Entries taken from a collection:

==========

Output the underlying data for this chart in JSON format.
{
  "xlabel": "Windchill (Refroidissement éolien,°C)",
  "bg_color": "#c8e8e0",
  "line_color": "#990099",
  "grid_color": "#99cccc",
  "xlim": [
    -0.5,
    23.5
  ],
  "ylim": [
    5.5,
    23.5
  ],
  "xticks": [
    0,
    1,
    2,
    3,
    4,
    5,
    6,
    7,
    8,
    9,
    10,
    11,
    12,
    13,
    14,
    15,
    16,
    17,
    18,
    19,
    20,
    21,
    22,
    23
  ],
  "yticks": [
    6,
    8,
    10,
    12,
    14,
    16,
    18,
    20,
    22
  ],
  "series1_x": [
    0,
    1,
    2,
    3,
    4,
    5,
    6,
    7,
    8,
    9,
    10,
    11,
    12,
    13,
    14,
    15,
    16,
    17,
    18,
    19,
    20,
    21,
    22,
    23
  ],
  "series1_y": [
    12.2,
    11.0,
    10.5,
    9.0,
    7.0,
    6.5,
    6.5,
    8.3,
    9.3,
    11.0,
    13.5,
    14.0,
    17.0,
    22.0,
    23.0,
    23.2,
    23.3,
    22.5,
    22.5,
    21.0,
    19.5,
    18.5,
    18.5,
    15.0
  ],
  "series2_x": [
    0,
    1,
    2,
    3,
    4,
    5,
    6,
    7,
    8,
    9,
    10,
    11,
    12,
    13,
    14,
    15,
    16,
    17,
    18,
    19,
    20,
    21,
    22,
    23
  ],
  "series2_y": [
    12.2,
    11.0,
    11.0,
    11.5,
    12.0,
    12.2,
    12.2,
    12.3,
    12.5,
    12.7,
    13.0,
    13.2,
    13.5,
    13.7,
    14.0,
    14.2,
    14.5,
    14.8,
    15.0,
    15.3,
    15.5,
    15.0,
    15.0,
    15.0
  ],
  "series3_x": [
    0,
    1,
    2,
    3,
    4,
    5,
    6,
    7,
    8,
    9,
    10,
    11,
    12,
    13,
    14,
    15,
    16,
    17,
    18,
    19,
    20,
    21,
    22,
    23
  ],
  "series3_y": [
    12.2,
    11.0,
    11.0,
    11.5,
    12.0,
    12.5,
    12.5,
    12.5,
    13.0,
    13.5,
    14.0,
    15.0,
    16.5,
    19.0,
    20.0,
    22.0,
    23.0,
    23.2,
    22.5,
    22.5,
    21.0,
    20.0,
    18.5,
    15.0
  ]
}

==========

*THE TASK:* Retype the data in full and match it exactly.

*ANSWER FOR THIS EXERCISE:*
Output the underlying data for this chart in JSON format.
{
  "xlabel": "Windchill (Refroidissement éolien,°C)",
  "bg_color": "#c8e8e0",
  "line_color": "#990099",
  "grid_color": "#99cccc",
  "xlim": [
    -0.5,
    23.5
  ],
  "ylim": [
    5.5,
    23.5
  ],
  "xticks": [
    0,
    1,
    2,
    3,
    4,
    5,
    6,
    7,
    8,
    9,
    10,
    11,
    12,
    13,
    14,
    15,
    16,
    17,
    18,
    19,
    20,
    21,
    22,
    23
  ],
  "yticks": [
    6,
    8,
    10,
    12,
    14,
    16,
    18,
    20,
    22
  ],
  "series1_x": [
    0,
    1,
    2,
    3,
    4,
    5,
    6,
    7,
    8,
    9,
    10,
    11,
    12,
    13,
    14,
    15,
    16,
    17,
    18,
    19,
    20,
    21,
    22,
    23
  ],
  "series1_y": [
    12.2,
    11.0,
    10.5,
    9.0,
    7.0,
    6.5,
    6.5,
    8.3,
    9.3,
    11.0,
    13.5,
    14.0,
    17.0,
    22.0,
    23.0,
    23.2,
    23.3,
    22.5,
    22.5,
    21.0,
    19.5,
    18.5,
    18.5,
    15.0
  ],
  "series2_x": [
    0,
    1,
    2,
    3,
    4,
    5,
    6,
    7,
    8,
    9,
    10,
    11,
    12,
    13,
    14,
    15,
    16,
    17,
    18,
    19,
    20,
    21,
    22,
    23
  ],
  "series2_y": [
    12.2,
    11.0,
    11.0,
    11.5,
    12.0,
    12.2,
    12.2,
    12.3,
    12.5,
    12.7,
    13.0,
    13.2,
    13.5,
    13.7,
    14.0,
    14.2,
    14.5,
    14.8,
    15.0,
    15.3,
    15.5,
    15.0,
    15.0,
    15.0
  ],
  "series3_x": [
    0,
    1,
    2,
    3,
    4,
    5,
    6,
    7,
    8,
    9,
    10,
    11,
    12,
    13,
    14,
    15,
    16,
    17,
    18,
    19,
    20,
    21,
    22,
    23
  ],
  "series3_y": [
    12.2,
    11.0,
    11.0,
    11.5,
    12.0,
    12.5,
    12.5,
    12.5,
    13.0,
    13.5,
    14.0,
    15.0,
    16.5,
    19.0,
    20.0,
    22.0,
    23.0,
    23.2,
    22.5,
    22.5,
    21.0,
    20.0,
    18.5,
    15.0
  ]
}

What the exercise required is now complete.